■ **Work instruction**: Each record that follows should be repeated exactly, with no pictures carried over.

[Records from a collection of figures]
-*-

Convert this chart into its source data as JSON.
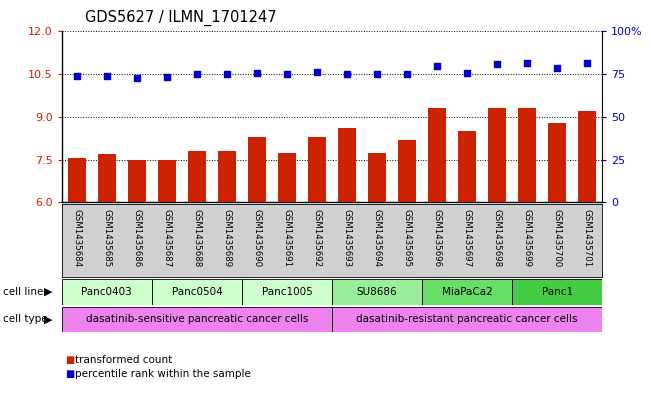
{
  "title": "GDS5627 / ILMN_1701247",
  "samples": [
    "GSM1435684",
    "GSM1435685",
    "GSM1435686",
    "GSM1435687",
    "GSM1435688",
    "GSM1435689",
    "GSM1435690",
    "GSM1435691",
    "GSM1435692",
    "GSM1435693",
    "GSM1435694",
    "GSM1435695",
    "GSM1435696",
    "GSM1435697",
    "GSM1435698",
    "GSM1435699",
    "GSM1435700",
    "GSM1435701"
  ],
  "bar_values": [
    7.55,
    7.7,
    7.5,
    7.5,
    7.8,
    7.8,
    8.3,
    7.75,
    8.3,
    8.6,
    7.75,
    8.2,
    9.3,
    8.5,
    9.3,
    9.3,
    8.8,
    9.2
  ],
  "scatter_values": [
    10.45,
    10.42,
    10.35,
    10.4,
    10.5,
    10.52,
    10.55,
    10.52,
    10.58,
    10.5,
    10.5,
    10.5,
    10.8,
    10.55,
    10.85,
    10.88,
    10.72,
    10.88
  ],
  "ylim_left": [
    6,
    12
  ],
  "ylim_right": [
    0,
    100
  ],
  "yticks_left": [
    6,
    7.5,
    9,
    10.5,
    12
  ],
  "yticks_right": [
    0,
    25,
    50,
    75,
    100
  ],
  "cell_line_groups": [
    {
      "label": "Panc0403",
      "start": 0,
      "end": 2
    },
    {
      "label": "Panc0504",
      "start": 3,
      "end": 5
    },
    {
      "label": "Panc1005",
      "start": 6,
      "end": 8
    },
    {
      "label": "SU8686",
      "start": 9,
      "end": 11
    },
    {
      "label": "MiaPaCa2",
      "start": 12,
      "end": 14
    },
    {
      "label": "Panc1",
      "start": 15,
      "end": 17
    }
  ],
  "cell_line_colors": [
    "#ccffcc",
    "#ccffcc",
    "#ccffcc",
    "#99ee99",
    "#77dd77",
    "#66cc66"
  ],
  "cell_type_groups": [
    {
      "label": "dasatinib-sensitive pancreatic cancer cells",
      "start": 0,
      "end": 8
    },
    {
      "label": "dasatinib-resistant pancreatic cancer cells",
      "start": 9,
      "end": 17
    }
  ],
  "cell_type_color": "#ee82ee",
  "xtick_bg_color": "#d0d0d0",
  "bar_color": "#cc2200",
  "scatter_color": "#0000cc",
  "left_tick_color": "#cc2200",
  "right_tick_color": "#0000cc",
  "legend_bar_label": "transformed count",
  "legend_scatter_label": "percentile rank within the sample"
}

-*-

■ **Answer to this problem**:
Convert this chart into its source data as JSON.
{
  "title": "GDS5627 / ILMN_1701247",
  "samples": [
    "GSM1435684",
    "GSM1435685",
    "GSM1435686",
    "GSM1435687",
    "GSM1435688",
    "GSM1435689",
    "GSM1435690",
    "GSM1435691",
    "GSM1435692",
    "GSM1435693",
    "GSM1435694",
    "GSM1435695",
    "GSM1435696",
    "GSM1435697",
    "GSM1435698",
    "GSM1435699",
    "GSM1435700",
    "GSM1435701"
  ],
  "bar_values": [
    7.55,
    7.7,
    7.5,
    7.5,
    7.8,
    7.8,
    8.3,
    7.75,
    8.3,
    8.6,
    7.75,
    8.2,
    9.3,
    8.5,
    9.3,
    9.3,
    8.8,
    9.2
  ],
  "scatter_values": [
    10.45,
    10.42,
    10.35,
    10.4,
    10.5,
    10.52,
    10.55,
    10.52,
    10.58,
    10.5,
    10.5,
    10.5,
    10.8,
    10.55,
    10.85,
    10.88,
    10.72,
    10.88
  ],
  "ylim_left": [
    6,
    12
  ],
  "ylim_right": [
    0,
    100
  ],
  "yticks_left": [
    6,
    7.5,
    9,
    10.5,
    12
  ],
  "yticks_right": [
    0,
    25,
    50,
    75,
    100
  ],
  "cell_line_groups": [
    {
      "label": "Panc0403",
      "start": 0,
      "end": 2
    },
    {
      "label": "Panc0504",
      "start": 3,
      "end": 5
    },
    {
      "label": "Panc1005",
      "start": 6,
      "end": 8
    },
    {
      "label": "SU8686",
      "start": 9,
      "end": 11
    },
    {
      "label": "MiaPaCa2",
      "start": 12,
      "end": 14
    },
    {
      "label": "Panc1",
      "start": 15,
      "end": 17
    }
  ],
  "cell_line_colors": [
    "#ccffcc",
    "#ccffcc",
    "#ccffcc",
    "#99ee99",
    "#77dd77",
    "#66cc66"
  ],
  "cell_type_groups": [
    {
      "label": "dasatinib-sensitive pancreatic cancer cells",
      "start": 0,
      "end": 8
    },
    {
      "label": "dasatinib-resistant pancreatic cancer cells",
      "start": 9,
      "end": 17
    }
  ],
  "cell_type_color": "#ee82ee",
  "xtick_bg_color": "#d0d0d0",
  "bar_color": "#cc2200",
  "scatter_color": "#0000cc",
  "left_tick_color": "#cc2200",
  "right_tick_color": "#0000cc",
  "legend_bar_label": "transformed count",
  "legend_scatter_label": "percentile rank within the sample"
}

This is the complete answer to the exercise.